- ENTRIES SUPPLIED:
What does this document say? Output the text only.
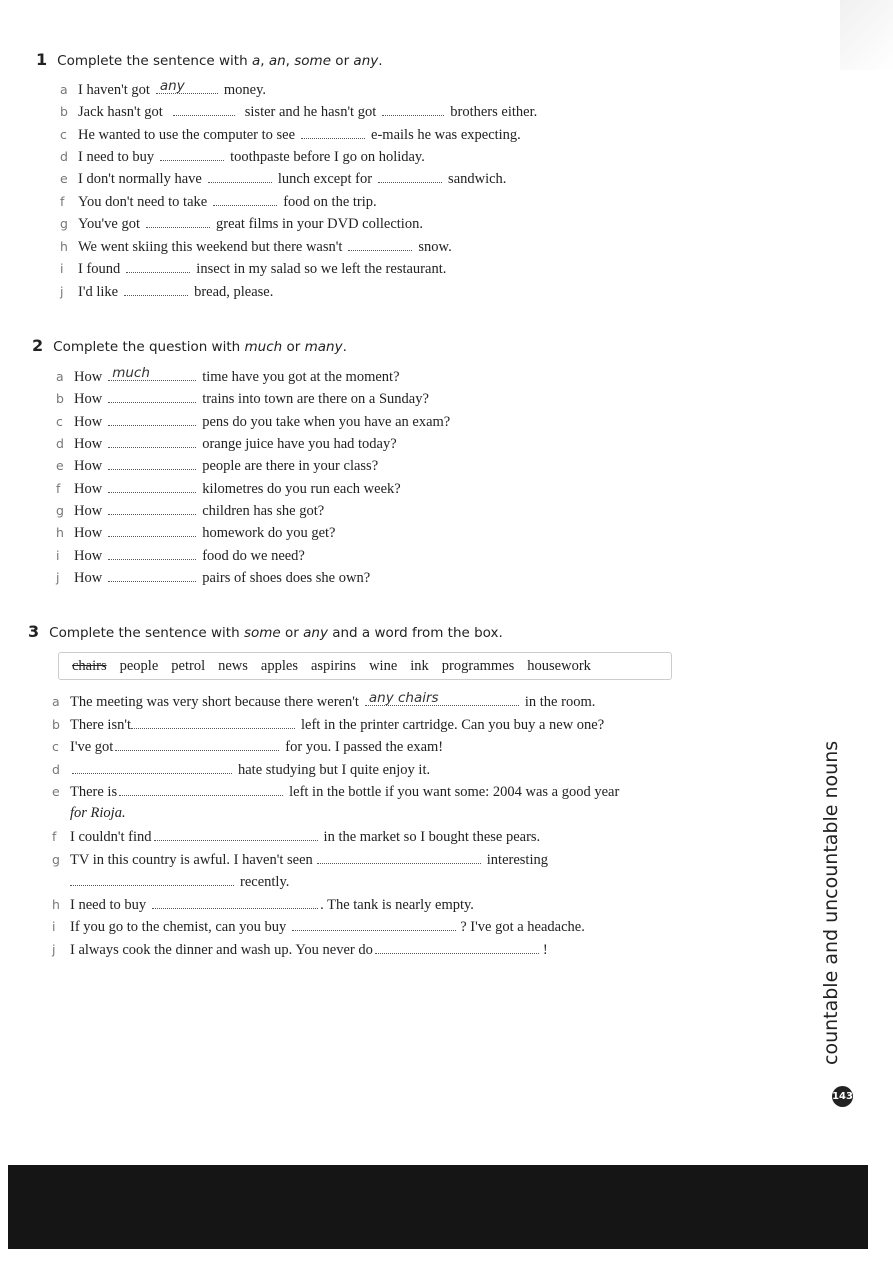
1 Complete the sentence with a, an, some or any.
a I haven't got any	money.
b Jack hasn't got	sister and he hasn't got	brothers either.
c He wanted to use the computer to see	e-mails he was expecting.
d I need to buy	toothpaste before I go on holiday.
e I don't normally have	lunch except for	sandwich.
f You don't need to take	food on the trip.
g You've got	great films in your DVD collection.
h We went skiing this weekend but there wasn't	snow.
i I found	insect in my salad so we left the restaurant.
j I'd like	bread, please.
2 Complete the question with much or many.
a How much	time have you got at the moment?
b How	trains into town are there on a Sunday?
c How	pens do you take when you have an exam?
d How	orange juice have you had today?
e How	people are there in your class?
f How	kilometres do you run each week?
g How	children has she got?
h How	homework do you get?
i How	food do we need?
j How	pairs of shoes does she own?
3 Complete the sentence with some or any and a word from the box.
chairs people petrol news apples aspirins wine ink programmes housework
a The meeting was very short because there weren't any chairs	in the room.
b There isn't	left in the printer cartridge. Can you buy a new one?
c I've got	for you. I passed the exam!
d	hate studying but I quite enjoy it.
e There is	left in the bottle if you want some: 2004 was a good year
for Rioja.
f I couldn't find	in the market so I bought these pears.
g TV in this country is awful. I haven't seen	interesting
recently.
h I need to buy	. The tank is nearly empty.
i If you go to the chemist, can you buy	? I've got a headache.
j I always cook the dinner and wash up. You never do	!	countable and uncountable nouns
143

- THE PROBLEM: Pick out all the lines with the word "this" in them and copy them.

- TASK SOLUTION:
What does this document say? Output the text only.
h We went skiing this weekend but there wasn't	snow.
g TV in this country is awful. I haven't seen	interesting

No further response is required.